● Problem requirements
Check each line of the material below for "provided", then copy the ones that contain it.

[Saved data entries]
>>

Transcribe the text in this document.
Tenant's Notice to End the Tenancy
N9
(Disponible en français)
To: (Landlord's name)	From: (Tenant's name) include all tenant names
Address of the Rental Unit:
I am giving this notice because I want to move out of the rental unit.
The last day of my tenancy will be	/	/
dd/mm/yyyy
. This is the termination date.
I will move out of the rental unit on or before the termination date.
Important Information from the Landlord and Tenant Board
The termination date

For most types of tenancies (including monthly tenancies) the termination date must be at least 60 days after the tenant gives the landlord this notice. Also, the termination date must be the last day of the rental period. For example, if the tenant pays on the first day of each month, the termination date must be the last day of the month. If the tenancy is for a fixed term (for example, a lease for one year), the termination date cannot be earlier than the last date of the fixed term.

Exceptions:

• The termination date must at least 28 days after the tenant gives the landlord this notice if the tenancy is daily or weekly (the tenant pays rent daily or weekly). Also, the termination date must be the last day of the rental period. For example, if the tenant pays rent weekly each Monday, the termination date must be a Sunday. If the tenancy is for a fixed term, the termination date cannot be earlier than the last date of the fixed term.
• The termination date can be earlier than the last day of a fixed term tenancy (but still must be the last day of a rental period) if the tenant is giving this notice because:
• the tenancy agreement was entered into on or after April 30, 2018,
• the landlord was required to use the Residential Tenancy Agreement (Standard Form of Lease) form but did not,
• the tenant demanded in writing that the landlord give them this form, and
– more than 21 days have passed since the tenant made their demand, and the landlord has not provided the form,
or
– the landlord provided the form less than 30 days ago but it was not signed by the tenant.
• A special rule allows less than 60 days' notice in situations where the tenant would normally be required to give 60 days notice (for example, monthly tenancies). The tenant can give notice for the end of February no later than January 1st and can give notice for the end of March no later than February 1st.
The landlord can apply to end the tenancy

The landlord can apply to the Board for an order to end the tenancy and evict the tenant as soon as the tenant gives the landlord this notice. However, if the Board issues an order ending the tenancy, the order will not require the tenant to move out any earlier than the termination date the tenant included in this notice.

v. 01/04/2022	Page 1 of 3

<<

● Solution for this problem
– more than 21 days have passed since the tenant made their demand, and the landlord has not provided the form,
– the landlord provided the form less than 30 days ago but it was not signed by the tenant.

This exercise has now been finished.